- _TASK DESCRIPTION_
Reproduce the listing word for word. Skip any image.

Collected data entries
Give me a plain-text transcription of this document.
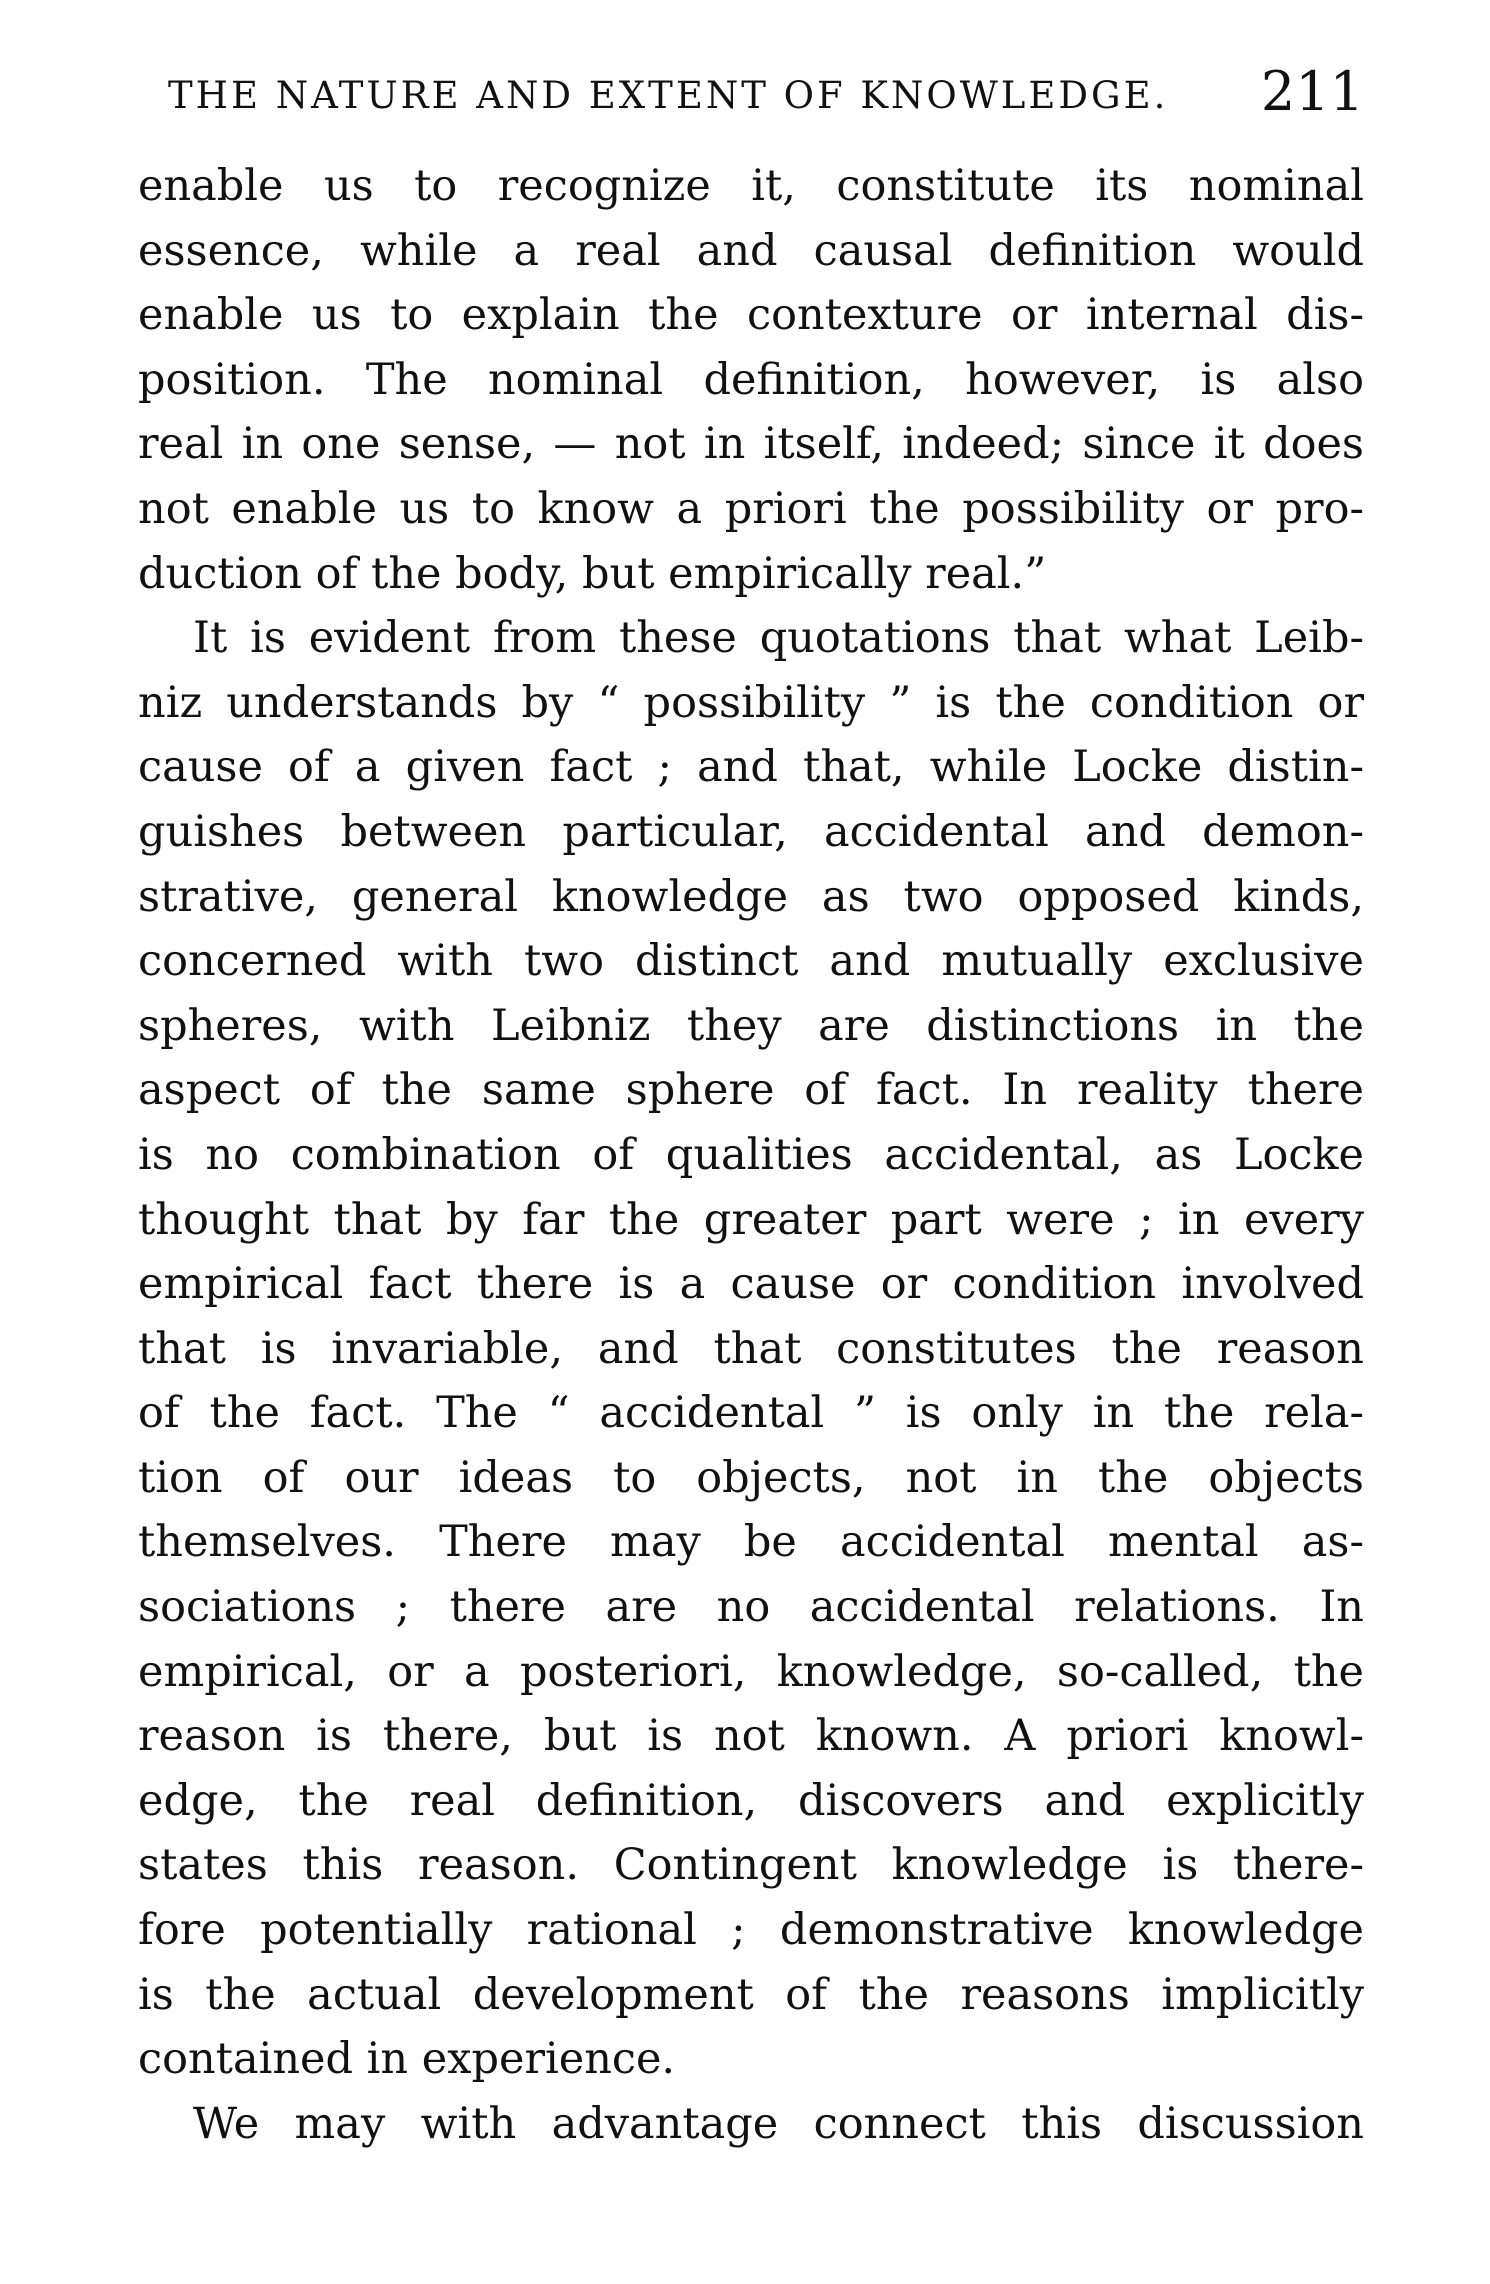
THE NATURE AND EXTENT OF KNOWLEDGE. 211
enable us to recognize it, constitute its nominal
essence, while a real and causal definition would
enable us to explain the contexture or internal dis-
position. The nominal definition, however, is also
real in one sense, — not in itself, indeed; since it does
not enable us to know a priori the possibility or pro-
duction of the body, but empirically real.”
It is evident from these quotations that what Leib-
niz understands by “ possibility ” is the condition or
cause of a given fact ; and that, while Locke distin-
guishes between particular, accidental and demon-
strative, general knowledge as two opposed kinds,
concerned with two distinct and mutually exclusive
spheres, with Leibniz they are distinctions in the
aspect of the same sphere of fact. In reality there
is no combination of qualities accidental, as Locke
thought that by far the greater part were ; in every
empirical fact there is a cause or condition involved
that is invariable, and that constitutes the reason
of the fact. The “ accidental ” is only in the rela-
tion of our ideas to objects, not in the objects
themselves. There may be accidental mental as-
sociations ; there are no accidental relations. In
empirical, or a posteriori, knowledge, so-called, the
reason is there, but is not known. A priori knowl-
edge, the real definition, discovers and explicitly
states this reason. Contingent knowledge is there-
fore potentially rational ; demonstrative knowledge
is the actual development of the reasons implicitly
contained in experience.
We may with advantage connect this discussion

- _ANSWER TO THE EXERCISE_
Give me a plain-text transcription of this document.
THE NATURE AND EXTENT OF KNOWLEDGE. 211
enable us to recognize it, constitute its nominal
essence, while a real and causal definition would
enable us to explain the contexture or internal dis-
position. The nominal definition, however, is also
real in one sense, — not in itself, indeed; since it does
not enable us to know a priori the possibility or pro-
duction of the body, but empirically real.”
It is evident from these quotations that what Leib-
niz understands by “ possibility ” is the condition or
cause of a given fact ; and that, while Locke distin-
guishes between particular, accidental and demon-
strative, general knowledge as two opposed kinds,
concerned with two distinct and mutually exclusive
spheres, with Leibniz they are distinctions in the
aspect of the same sphere of fact. In reality there
is no combination of qualities accidental, as Locke
thought that by far the greater part were ; in every
empirical fact there is a cause or condition involved
that is invariable, and that constitutes the reason
of the fact. The “ accidental ” is only in the rela-
tion of our ideas to objects, not in the objects
themselves. There may be accidental mental as-
sociations ; there are no accidental relations. In
empirical, or a posteriori, knowledge, so-called, the
reason is there, but is not known. A priori knowl-
edge, the real definition, discovers and explicitly
states this reason. Contingent knowledge is there-
fore potentially rational ; demonstrative knowledge
is the actual development of the reasons implicitly
contained in experience.
We may with advantage connect this discussion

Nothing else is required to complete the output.